#### TASK OBJECTIVE:
Check each line of the listing for the word "Ohmm" and give only the number of lines that have it.

(Records from a collection of figures)
------

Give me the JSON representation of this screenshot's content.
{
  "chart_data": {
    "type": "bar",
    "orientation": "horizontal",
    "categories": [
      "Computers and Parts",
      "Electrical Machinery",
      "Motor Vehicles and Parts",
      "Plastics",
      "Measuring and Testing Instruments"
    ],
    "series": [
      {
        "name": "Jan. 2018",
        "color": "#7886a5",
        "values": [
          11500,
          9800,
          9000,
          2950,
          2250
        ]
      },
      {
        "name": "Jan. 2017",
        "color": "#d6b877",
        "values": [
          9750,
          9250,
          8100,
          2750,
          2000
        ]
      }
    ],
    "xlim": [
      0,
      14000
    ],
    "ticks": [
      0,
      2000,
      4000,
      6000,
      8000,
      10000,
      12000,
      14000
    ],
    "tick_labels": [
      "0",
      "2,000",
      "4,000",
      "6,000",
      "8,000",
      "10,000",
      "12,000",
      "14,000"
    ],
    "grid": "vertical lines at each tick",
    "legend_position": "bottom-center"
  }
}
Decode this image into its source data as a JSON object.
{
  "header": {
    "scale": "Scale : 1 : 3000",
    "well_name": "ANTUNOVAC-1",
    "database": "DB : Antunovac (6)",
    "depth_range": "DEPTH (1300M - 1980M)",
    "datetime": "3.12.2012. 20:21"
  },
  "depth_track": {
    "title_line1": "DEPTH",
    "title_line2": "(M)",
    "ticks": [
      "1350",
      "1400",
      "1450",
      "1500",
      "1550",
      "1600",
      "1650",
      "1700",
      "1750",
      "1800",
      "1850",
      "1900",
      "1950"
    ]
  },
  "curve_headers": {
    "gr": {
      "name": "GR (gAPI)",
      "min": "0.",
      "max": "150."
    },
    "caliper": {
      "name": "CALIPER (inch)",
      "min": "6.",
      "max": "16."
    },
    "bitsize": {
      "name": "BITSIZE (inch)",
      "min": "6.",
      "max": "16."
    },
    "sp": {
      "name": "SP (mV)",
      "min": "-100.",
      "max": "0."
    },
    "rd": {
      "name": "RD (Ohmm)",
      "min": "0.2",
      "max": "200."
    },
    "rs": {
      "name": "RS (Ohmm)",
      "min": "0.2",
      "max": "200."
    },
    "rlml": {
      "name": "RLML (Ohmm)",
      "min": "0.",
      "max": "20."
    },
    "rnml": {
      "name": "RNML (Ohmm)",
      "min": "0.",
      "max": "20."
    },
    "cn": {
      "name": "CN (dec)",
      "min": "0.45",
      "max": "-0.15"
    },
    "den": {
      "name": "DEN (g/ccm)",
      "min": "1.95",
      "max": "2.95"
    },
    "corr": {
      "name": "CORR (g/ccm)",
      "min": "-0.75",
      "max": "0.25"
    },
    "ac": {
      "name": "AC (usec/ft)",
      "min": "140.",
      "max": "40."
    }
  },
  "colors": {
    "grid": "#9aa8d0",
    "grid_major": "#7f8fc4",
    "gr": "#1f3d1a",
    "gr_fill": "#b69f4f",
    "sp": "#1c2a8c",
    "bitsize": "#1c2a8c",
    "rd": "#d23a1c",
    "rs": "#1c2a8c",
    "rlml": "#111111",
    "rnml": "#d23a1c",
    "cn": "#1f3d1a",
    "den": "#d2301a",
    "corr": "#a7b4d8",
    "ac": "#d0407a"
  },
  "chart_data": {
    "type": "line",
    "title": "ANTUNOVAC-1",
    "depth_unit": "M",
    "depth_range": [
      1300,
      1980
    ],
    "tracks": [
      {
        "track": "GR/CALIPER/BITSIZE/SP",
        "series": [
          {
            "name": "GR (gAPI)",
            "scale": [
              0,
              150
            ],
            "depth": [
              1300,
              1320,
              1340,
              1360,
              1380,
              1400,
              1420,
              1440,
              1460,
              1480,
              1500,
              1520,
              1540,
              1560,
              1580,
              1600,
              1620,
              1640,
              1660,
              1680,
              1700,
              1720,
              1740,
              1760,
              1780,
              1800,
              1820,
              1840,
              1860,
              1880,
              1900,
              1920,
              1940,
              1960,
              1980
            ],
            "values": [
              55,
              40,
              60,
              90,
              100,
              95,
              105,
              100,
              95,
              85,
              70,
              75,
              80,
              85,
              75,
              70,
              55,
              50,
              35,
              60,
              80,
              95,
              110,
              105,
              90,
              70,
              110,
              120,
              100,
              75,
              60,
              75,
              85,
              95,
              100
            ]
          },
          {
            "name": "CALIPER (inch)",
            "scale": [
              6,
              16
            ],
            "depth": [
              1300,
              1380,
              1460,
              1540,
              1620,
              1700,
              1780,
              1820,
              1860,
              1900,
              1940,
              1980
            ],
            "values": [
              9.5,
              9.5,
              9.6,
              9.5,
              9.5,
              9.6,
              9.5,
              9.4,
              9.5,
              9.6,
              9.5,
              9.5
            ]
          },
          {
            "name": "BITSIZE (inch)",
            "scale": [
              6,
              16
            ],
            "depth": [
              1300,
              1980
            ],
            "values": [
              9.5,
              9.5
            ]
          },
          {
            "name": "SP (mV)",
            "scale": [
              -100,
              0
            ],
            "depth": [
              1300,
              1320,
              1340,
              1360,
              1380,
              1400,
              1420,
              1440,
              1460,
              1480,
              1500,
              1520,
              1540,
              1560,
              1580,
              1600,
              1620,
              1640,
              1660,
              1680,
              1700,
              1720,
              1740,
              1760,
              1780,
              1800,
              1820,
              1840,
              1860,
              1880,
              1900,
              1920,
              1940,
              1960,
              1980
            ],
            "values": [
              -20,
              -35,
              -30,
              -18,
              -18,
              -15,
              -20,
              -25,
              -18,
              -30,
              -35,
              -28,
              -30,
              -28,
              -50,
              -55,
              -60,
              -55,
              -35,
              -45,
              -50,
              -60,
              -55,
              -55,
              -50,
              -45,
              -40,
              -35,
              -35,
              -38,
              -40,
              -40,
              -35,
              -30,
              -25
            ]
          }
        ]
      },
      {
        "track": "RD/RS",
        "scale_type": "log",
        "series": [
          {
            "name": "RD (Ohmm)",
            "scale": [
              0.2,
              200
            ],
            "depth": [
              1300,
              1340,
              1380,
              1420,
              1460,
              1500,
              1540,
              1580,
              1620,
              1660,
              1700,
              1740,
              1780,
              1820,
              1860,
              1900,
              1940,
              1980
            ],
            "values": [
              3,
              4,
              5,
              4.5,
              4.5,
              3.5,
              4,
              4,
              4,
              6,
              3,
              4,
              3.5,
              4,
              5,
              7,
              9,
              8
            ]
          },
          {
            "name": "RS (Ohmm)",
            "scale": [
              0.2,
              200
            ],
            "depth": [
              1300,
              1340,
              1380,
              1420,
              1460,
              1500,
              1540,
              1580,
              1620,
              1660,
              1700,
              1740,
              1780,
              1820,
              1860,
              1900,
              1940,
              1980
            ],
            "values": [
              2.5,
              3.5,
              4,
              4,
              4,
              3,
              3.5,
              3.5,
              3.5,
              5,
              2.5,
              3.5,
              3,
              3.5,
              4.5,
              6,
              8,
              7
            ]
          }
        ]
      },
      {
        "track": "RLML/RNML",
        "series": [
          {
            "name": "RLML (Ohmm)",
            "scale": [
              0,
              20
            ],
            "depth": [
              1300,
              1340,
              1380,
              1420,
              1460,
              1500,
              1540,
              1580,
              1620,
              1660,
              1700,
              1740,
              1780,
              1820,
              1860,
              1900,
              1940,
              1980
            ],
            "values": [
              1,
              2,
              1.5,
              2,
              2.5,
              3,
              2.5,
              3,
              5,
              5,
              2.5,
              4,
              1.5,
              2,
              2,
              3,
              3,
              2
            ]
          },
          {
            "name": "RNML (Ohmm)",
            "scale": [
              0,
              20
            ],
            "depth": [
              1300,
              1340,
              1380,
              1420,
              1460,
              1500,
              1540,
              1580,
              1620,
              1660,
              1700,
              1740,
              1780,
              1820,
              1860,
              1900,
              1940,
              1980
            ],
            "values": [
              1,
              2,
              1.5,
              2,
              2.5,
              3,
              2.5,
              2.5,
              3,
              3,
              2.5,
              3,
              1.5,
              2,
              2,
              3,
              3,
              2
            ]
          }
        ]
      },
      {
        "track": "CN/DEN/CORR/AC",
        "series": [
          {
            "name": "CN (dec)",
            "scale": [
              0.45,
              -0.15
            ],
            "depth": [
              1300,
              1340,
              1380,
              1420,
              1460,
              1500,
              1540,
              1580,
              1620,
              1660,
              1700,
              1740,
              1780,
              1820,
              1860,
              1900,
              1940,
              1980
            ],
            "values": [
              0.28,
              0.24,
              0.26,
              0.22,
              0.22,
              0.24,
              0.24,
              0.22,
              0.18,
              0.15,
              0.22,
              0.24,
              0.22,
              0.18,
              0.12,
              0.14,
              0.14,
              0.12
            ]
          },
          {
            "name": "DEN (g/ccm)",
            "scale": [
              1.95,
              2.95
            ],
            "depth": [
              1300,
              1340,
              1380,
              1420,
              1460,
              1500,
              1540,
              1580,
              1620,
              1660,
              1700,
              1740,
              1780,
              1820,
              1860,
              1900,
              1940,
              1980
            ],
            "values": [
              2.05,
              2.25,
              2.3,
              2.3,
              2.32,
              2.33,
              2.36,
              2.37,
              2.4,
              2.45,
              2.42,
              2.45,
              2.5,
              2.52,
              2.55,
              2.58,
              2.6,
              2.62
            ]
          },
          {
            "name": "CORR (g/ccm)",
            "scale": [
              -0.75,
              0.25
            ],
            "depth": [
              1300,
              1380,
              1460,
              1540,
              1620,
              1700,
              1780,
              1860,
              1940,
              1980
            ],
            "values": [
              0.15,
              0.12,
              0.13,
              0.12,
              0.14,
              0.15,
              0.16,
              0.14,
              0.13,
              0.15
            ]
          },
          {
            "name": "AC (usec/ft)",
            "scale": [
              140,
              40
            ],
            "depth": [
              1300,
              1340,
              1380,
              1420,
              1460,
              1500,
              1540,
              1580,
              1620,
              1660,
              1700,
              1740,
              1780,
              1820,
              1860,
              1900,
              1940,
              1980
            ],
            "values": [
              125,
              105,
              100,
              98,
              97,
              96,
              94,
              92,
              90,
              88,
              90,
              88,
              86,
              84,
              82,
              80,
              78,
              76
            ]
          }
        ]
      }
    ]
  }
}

------

#### RESPONSE TO THIS EXERCISE:
8